◆ **THE EXERCISE**: Please count the lines in the listing below where the word "结算办法同本款第" appears. Give the number only.

◆ **DATA LINES**:
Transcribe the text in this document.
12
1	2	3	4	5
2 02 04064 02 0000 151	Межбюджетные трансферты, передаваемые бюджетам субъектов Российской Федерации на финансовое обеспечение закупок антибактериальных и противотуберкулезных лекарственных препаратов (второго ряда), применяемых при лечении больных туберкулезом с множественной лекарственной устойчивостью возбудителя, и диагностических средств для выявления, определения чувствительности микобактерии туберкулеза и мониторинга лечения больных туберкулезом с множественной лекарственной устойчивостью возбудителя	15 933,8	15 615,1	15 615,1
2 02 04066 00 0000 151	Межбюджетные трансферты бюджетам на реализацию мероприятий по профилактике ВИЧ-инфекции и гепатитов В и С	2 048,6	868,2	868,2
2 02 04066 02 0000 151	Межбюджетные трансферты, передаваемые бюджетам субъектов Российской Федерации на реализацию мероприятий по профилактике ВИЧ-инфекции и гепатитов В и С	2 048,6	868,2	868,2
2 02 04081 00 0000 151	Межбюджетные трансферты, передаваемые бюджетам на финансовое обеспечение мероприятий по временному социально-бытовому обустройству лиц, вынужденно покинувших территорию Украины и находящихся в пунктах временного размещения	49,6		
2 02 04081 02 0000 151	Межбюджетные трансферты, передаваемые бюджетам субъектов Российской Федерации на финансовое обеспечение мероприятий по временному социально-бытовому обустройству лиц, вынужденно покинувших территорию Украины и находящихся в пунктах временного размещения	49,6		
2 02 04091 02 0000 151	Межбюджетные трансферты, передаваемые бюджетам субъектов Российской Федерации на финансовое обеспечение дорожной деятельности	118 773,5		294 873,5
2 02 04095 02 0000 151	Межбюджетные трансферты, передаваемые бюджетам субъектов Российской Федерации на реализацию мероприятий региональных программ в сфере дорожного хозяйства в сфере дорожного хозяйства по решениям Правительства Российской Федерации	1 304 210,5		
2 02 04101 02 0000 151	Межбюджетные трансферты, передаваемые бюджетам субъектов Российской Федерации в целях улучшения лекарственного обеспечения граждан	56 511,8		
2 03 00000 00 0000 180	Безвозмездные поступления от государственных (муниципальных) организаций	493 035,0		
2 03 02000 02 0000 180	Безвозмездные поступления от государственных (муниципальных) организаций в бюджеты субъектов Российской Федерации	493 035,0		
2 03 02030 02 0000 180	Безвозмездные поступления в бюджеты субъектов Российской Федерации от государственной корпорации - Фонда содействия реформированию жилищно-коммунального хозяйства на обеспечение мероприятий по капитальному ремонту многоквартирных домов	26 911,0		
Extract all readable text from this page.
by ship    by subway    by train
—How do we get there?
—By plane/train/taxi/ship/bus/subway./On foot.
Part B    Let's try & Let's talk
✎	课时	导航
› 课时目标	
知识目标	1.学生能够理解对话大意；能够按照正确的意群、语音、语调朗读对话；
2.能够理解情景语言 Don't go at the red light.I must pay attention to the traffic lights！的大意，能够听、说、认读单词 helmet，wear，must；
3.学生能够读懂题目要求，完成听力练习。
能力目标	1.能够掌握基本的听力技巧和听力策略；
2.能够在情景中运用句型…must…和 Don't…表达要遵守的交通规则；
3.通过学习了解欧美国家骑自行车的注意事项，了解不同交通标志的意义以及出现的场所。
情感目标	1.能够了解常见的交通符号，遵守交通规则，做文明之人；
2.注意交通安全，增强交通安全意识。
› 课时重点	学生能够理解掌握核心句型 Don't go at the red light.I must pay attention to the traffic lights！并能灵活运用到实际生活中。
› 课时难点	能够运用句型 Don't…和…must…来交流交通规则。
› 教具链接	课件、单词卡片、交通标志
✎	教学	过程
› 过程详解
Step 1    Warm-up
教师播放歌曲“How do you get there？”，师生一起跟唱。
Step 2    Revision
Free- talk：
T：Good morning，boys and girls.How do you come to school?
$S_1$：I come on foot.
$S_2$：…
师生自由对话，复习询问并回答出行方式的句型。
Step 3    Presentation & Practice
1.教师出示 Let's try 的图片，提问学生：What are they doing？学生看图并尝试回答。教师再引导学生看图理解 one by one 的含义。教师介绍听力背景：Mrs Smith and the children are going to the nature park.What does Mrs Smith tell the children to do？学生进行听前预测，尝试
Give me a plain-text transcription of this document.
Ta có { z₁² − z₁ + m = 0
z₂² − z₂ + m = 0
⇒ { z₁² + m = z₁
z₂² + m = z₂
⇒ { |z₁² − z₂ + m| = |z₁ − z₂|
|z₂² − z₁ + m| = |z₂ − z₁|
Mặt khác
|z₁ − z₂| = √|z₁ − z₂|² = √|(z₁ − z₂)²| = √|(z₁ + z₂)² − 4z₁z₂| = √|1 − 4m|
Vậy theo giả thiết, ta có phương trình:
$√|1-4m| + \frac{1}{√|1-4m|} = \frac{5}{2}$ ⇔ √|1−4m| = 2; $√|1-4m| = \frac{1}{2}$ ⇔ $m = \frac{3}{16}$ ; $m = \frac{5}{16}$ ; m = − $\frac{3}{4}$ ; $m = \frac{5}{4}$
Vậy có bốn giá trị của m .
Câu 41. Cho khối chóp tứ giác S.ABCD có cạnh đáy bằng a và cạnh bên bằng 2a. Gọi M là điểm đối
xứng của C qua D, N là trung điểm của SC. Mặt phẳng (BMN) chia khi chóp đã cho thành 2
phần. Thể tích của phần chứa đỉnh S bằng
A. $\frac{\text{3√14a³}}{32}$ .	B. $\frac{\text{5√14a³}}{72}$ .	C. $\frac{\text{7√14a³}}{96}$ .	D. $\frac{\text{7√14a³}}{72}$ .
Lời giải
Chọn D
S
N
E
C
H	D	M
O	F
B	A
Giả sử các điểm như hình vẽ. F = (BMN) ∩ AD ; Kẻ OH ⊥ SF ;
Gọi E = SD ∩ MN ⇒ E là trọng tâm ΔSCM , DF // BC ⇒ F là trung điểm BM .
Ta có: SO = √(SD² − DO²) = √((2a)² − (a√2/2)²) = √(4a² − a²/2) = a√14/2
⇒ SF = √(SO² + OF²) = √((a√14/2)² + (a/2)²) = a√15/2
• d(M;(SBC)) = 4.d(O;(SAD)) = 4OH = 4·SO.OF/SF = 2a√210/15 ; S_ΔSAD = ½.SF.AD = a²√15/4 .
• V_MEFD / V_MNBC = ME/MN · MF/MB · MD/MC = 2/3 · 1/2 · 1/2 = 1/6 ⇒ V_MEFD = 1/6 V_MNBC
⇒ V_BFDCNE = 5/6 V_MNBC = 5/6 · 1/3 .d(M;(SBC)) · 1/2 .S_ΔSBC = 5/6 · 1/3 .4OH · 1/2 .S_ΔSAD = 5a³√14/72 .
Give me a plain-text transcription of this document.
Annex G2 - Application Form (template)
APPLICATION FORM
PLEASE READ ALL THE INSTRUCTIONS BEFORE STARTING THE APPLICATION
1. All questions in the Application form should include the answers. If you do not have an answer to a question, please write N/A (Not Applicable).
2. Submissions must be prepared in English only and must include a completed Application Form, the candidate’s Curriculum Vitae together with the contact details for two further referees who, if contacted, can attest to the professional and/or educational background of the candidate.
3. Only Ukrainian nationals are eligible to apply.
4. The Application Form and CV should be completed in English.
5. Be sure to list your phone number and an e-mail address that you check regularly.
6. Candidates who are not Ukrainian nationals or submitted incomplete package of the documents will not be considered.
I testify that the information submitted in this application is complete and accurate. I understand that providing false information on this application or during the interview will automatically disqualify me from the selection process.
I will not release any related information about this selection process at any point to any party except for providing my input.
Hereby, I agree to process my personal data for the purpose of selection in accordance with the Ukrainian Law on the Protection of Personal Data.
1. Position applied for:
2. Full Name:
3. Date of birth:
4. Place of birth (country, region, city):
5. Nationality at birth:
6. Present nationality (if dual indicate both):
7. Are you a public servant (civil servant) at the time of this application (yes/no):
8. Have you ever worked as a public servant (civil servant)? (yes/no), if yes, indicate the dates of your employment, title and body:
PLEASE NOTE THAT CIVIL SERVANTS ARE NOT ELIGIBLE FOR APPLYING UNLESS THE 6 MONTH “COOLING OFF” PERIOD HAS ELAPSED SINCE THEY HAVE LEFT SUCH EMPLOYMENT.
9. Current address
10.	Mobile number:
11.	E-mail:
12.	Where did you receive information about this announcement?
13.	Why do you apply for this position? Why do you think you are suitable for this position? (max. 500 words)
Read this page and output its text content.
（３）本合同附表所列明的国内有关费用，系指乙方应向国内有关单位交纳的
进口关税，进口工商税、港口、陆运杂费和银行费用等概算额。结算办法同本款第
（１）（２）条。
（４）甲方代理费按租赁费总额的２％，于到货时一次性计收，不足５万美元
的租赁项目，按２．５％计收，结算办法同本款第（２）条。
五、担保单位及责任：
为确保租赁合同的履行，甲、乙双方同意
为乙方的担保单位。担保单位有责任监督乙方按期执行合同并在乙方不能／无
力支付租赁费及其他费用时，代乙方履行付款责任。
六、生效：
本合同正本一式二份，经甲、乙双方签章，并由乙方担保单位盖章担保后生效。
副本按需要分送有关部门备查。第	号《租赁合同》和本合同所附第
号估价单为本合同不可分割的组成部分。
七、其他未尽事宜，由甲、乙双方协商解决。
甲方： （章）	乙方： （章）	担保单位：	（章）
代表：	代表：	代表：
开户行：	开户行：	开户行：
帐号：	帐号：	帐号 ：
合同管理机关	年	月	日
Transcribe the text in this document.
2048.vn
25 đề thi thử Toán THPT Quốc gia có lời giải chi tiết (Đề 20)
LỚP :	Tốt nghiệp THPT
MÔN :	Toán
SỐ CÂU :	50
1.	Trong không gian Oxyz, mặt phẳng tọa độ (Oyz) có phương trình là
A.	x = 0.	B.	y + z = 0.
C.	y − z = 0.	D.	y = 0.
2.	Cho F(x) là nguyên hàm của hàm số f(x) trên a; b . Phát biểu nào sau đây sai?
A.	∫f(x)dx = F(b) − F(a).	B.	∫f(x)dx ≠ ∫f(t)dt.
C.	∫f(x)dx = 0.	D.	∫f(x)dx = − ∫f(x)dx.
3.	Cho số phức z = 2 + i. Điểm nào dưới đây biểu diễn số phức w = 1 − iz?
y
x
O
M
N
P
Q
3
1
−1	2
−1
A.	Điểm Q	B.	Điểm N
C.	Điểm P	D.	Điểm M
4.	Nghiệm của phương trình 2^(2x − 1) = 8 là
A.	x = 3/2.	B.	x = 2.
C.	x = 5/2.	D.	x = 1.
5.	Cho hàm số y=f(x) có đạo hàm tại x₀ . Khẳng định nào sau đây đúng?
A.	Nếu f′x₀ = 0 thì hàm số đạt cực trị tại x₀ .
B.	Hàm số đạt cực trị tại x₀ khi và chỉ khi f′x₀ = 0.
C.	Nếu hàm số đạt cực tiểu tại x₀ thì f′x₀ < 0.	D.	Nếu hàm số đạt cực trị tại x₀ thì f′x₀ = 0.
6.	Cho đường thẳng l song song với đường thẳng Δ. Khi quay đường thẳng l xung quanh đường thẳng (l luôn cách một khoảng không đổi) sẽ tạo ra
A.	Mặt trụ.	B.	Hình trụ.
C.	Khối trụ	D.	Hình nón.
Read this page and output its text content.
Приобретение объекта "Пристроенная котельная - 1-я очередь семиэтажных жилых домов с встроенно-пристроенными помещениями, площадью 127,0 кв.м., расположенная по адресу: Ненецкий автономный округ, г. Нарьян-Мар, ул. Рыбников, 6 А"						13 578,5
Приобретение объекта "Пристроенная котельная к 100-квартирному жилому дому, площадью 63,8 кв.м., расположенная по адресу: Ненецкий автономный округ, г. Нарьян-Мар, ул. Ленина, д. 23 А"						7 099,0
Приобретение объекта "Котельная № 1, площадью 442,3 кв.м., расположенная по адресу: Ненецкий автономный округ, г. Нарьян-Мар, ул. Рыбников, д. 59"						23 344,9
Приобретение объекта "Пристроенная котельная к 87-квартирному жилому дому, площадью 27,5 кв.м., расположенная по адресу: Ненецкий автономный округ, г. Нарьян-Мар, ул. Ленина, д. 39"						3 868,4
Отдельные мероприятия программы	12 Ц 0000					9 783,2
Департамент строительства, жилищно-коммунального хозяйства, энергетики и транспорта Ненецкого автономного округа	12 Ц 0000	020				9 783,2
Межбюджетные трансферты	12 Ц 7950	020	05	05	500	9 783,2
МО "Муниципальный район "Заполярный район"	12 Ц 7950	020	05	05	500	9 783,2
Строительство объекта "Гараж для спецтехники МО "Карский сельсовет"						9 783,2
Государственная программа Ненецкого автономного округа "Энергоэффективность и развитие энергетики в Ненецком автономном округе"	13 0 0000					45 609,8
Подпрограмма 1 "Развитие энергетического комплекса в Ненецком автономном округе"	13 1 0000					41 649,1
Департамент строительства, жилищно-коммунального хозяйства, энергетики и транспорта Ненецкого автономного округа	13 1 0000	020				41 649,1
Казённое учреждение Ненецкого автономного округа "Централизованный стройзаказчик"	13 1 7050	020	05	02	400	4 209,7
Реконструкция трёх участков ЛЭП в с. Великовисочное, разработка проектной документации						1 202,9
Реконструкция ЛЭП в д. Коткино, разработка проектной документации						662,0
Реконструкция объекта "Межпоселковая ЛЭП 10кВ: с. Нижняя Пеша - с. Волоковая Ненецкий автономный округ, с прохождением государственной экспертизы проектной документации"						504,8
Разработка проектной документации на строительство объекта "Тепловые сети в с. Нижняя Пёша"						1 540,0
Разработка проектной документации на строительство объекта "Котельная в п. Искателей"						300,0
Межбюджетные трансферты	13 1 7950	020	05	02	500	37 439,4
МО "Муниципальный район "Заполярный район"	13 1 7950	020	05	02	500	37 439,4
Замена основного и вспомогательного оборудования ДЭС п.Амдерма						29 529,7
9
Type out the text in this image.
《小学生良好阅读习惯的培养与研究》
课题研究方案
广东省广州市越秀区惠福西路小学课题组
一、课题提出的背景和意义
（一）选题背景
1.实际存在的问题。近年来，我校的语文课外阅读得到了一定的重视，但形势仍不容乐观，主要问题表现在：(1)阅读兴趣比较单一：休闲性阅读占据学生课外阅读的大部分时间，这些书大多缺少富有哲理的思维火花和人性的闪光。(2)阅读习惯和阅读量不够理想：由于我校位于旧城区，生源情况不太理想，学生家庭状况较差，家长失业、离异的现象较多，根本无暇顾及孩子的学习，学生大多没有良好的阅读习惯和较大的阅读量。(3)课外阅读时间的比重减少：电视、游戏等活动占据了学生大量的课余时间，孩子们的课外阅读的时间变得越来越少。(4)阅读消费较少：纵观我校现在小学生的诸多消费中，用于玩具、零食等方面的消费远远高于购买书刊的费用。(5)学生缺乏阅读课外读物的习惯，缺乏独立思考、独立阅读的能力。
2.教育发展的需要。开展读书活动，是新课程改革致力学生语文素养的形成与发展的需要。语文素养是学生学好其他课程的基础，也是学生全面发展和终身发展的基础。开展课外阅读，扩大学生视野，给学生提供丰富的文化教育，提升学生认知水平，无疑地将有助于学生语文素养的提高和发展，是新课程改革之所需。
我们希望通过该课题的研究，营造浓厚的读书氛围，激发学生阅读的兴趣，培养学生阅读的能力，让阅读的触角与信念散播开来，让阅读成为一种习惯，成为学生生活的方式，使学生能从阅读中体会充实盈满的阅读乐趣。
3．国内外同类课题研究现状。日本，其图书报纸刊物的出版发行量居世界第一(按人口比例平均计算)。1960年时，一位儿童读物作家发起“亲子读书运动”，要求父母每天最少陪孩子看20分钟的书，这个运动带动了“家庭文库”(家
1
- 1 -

◆ **REPLY**: 2